■ **WHAT THE TASK ASKS**
Which lines of the records contain "конкретные"? Collect every one of them.

-.-.-

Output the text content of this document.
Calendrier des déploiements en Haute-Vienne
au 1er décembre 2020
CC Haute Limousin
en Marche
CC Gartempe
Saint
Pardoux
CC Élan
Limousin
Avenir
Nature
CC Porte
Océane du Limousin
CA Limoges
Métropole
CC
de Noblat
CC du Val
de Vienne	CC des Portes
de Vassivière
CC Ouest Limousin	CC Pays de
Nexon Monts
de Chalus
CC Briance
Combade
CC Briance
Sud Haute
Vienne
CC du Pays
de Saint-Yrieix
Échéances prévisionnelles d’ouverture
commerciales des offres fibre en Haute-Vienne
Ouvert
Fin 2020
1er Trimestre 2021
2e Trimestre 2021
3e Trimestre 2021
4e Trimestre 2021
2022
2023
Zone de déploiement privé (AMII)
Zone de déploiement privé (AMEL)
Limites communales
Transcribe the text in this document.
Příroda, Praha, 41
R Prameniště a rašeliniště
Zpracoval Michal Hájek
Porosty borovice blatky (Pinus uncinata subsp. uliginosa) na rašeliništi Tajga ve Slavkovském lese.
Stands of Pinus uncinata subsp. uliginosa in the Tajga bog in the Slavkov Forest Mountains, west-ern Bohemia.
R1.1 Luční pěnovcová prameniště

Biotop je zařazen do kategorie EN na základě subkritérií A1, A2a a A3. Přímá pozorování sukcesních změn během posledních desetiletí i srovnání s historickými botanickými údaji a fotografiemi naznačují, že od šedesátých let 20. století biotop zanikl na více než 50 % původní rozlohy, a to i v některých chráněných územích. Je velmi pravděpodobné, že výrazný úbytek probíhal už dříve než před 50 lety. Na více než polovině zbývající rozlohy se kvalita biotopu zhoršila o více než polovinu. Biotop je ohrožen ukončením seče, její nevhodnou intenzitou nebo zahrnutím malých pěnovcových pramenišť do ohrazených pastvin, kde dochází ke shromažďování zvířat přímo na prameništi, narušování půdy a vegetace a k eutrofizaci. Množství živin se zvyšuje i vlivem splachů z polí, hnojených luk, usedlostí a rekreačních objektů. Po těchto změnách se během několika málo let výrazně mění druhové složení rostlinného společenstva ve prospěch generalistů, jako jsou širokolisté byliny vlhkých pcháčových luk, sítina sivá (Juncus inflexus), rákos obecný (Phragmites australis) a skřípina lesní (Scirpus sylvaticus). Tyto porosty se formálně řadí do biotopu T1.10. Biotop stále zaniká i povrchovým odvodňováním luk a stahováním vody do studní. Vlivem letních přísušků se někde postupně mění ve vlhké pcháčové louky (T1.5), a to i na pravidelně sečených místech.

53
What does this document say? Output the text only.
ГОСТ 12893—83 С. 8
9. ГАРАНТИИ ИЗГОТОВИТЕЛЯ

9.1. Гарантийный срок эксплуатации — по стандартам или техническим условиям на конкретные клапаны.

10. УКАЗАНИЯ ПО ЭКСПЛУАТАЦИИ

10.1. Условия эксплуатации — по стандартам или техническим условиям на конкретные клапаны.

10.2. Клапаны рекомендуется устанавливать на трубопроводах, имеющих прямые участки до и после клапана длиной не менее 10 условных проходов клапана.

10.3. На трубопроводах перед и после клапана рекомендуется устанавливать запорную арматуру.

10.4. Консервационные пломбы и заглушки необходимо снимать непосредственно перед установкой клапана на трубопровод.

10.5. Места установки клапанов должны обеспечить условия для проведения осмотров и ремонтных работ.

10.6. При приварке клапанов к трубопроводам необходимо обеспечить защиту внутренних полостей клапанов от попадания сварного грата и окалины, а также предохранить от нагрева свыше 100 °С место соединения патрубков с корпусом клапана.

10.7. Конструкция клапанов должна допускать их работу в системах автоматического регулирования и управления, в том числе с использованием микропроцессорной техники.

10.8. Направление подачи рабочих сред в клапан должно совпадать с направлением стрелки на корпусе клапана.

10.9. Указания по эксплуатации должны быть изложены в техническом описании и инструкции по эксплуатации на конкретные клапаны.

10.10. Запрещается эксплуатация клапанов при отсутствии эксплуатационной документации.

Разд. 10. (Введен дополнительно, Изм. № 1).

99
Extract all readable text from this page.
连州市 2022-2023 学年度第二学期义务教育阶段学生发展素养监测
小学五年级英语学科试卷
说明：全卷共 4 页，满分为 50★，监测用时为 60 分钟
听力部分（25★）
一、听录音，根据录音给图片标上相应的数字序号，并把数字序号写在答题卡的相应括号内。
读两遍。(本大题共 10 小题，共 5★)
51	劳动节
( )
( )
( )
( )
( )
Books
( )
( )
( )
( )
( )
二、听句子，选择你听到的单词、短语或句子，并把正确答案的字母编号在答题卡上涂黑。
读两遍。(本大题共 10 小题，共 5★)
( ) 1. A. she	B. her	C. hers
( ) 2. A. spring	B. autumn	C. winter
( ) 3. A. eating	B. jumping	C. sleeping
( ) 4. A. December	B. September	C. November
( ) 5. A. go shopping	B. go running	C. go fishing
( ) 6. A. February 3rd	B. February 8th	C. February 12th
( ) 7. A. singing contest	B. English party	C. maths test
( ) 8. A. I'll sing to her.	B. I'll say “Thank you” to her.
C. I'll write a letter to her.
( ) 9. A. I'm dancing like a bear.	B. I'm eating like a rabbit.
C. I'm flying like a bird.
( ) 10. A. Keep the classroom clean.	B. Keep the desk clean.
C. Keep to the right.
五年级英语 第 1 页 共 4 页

-.-.-

■ **TASK ANSWER**
9.1. Гарантийный срок эксплуатации — по стандартам или техническим условиям на конкретные клапаны.
10.1. Условия эксплуатации — по стандартам или техническим условиям на конкретные клапаны.
10.9. Указания по эксплуатации должны быть изложены в техническом описании и инструкции по эксплуатации на конкретные клапаны.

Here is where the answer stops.